Set task: Each line of the data that includes the string "Sampling" is to be copied out.
[start]
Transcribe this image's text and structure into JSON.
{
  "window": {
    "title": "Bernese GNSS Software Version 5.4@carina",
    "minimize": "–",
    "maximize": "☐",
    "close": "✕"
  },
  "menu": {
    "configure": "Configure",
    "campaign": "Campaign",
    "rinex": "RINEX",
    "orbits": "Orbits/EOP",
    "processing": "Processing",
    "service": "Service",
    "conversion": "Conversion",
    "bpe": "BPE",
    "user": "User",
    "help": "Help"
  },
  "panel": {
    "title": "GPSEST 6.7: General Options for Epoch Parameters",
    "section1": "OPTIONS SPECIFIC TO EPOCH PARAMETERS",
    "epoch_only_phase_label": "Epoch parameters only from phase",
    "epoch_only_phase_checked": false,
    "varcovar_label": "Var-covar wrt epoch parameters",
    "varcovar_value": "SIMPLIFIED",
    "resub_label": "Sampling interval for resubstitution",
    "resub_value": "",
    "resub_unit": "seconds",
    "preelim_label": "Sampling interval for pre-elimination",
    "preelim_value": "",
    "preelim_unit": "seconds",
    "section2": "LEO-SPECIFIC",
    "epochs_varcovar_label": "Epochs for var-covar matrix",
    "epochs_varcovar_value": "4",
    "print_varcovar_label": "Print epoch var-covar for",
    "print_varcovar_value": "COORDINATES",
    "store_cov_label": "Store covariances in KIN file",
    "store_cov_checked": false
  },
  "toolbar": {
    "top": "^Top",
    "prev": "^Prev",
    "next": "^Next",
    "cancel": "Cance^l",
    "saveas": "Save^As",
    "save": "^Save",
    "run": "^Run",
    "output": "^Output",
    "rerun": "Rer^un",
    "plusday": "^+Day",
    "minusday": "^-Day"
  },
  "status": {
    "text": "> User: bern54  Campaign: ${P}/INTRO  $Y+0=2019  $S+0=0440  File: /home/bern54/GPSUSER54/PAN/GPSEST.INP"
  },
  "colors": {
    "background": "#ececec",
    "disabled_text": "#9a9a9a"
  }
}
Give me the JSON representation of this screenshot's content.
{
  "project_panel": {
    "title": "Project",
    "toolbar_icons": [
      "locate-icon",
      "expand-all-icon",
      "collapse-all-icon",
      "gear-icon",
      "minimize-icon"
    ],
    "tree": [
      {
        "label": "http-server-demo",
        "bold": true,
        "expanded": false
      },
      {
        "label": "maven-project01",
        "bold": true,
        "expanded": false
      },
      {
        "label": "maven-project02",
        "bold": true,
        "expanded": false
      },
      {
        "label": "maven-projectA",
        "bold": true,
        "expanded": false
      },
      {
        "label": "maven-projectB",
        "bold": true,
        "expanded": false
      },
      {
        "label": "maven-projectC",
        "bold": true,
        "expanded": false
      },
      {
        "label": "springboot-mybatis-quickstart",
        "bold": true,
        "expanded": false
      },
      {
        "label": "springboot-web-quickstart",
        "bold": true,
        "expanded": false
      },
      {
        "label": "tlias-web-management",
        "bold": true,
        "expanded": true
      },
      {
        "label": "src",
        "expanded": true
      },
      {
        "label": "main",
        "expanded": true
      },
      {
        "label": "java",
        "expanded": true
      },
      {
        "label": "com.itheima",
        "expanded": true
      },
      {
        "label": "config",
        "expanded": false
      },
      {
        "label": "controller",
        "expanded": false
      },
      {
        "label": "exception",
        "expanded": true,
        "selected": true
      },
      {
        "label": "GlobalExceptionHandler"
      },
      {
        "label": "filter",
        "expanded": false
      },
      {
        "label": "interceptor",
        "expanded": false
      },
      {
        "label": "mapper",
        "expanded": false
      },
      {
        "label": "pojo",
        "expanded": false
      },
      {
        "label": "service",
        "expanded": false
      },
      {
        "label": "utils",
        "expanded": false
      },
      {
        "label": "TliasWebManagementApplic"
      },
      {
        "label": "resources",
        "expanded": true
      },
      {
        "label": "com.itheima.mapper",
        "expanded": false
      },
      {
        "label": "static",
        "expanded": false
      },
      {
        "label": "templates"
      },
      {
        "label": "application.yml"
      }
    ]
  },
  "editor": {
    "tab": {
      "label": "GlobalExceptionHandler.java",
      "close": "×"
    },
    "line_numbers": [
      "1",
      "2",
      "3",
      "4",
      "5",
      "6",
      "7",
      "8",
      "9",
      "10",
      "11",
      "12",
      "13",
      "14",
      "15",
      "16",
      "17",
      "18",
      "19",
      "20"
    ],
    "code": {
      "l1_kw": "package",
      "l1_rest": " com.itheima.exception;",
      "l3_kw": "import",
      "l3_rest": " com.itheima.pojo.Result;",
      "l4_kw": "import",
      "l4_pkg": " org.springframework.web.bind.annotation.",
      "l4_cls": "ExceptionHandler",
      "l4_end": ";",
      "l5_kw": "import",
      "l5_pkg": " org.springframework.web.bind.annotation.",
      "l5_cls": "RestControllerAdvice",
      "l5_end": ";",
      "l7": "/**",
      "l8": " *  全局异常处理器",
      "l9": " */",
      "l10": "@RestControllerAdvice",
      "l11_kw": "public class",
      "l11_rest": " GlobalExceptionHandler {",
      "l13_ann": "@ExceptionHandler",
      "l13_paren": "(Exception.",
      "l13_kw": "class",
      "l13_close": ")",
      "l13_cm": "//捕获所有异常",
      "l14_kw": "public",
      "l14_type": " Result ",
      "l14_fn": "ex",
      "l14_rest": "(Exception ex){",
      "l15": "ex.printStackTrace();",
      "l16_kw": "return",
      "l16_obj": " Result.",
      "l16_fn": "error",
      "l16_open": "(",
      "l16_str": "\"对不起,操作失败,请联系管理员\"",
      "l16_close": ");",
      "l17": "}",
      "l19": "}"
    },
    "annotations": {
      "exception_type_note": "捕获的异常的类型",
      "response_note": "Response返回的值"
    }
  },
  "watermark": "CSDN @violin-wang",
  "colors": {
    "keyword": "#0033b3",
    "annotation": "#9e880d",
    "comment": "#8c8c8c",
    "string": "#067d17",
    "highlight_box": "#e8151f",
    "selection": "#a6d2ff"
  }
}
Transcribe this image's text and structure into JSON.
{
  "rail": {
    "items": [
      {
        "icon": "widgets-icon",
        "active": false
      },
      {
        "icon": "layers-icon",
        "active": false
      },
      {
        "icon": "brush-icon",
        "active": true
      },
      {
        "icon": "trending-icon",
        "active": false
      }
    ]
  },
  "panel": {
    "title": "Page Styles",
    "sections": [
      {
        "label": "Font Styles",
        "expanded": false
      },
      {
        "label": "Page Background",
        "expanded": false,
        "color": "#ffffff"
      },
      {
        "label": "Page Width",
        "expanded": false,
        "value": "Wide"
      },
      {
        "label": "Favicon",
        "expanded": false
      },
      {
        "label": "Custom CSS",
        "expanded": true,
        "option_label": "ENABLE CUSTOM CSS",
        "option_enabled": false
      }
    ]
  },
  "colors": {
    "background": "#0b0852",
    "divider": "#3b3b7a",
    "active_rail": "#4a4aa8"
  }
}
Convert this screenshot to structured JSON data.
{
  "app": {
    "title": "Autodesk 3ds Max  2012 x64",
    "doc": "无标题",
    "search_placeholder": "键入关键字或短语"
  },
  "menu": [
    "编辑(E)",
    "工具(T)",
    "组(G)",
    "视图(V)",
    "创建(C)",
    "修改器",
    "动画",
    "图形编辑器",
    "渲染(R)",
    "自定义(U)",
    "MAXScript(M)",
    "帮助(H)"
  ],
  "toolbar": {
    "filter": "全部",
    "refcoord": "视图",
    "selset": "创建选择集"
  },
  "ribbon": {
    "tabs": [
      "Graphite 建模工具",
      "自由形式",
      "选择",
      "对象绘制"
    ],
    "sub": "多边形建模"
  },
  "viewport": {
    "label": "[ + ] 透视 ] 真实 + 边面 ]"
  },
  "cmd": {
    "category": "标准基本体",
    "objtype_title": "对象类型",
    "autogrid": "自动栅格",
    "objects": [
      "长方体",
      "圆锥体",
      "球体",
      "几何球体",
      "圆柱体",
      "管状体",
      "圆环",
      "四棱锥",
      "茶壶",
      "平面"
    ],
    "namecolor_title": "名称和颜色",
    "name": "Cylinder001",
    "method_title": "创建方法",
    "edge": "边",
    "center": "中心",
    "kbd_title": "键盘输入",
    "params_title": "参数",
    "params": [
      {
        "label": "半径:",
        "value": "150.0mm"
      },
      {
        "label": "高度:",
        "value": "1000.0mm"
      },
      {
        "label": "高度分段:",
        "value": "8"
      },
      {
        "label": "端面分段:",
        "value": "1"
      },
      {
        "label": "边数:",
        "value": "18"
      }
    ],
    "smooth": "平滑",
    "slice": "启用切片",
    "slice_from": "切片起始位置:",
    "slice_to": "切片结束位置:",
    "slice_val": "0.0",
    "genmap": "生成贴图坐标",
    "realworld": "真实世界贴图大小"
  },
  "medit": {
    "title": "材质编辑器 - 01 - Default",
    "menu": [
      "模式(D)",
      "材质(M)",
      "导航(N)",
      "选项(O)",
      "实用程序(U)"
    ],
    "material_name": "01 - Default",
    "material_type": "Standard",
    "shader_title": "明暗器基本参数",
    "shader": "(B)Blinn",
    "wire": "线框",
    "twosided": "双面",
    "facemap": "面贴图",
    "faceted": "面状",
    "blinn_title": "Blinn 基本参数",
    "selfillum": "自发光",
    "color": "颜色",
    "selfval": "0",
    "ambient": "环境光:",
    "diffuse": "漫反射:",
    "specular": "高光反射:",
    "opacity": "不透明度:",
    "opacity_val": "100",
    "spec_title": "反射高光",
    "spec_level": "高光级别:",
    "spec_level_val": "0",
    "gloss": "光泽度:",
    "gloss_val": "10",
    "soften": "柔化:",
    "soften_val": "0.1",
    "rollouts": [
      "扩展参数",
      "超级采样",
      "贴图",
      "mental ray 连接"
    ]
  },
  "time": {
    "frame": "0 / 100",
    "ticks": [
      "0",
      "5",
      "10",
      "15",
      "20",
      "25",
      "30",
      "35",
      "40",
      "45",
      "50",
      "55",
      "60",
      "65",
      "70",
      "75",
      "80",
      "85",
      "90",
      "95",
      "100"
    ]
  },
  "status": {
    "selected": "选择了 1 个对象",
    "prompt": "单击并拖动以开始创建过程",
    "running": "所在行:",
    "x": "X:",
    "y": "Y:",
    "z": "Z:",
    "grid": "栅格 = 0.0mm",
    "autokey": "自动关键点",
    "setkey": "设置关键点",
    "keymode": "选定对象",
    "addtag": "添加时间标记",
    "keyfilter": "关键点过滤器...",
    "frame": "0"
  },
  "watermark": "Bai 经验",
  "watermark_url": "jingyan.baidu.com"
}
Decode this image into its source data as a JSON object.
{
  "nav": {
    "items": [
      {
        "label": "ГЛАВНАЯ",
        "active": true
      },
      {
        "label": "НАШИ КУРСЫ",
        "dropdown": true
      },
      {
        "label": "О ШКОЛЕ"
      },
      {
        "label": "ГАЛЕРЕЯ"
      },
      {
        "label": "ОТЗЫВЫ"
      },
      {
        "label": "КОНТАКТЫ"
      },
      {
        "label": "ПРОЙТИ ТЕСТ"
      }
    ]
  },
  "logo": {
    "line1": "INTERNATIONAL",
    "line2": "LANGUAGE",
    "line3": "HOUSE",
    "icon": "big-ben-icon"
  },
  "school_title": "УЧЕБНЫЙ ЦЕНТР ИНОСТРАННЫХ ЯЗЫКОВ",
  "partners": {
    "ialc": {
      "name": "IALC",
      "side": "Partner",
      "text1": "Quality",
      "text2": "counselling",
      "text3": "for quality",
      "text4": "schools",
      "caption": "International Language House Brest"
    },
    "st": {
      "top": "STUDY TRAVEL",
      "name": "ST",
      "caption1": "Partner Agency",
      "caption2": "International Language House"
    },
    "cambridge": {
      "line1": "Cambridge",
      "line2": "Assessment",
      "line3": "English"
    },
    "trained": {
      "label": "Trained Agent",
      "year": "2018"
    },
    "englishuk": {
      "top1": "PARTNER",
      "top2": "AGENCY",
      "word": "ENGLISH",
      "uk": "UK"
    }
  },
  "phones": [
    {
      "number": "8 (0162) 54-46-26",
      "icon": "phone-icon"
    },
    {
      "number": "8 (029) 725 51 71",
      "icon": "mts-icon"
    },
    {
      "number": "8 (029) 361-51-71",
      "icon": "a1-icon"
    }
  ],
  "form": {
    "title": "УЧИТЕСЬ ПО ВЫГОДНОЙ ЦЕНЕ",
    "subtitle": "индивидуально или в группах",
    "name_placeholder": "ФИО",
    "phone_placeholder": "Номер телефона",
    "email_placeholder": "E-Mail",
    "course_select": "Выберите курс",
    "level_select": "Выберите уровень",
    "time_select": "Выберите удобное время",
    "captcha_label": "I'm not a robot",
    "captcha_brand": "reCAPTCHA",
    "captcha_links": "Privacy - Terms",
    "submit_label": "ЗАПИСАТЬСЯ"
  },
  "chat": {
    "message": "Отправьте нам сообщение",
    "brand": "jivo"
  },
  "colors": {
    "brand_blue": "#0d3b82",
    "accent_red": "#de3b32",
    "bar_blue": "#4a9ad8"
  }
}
[end]
The response:
    "resub_label": "Sampling interval for resubstitution",
    "preelim_label": "Sampling interval for pre-elimination",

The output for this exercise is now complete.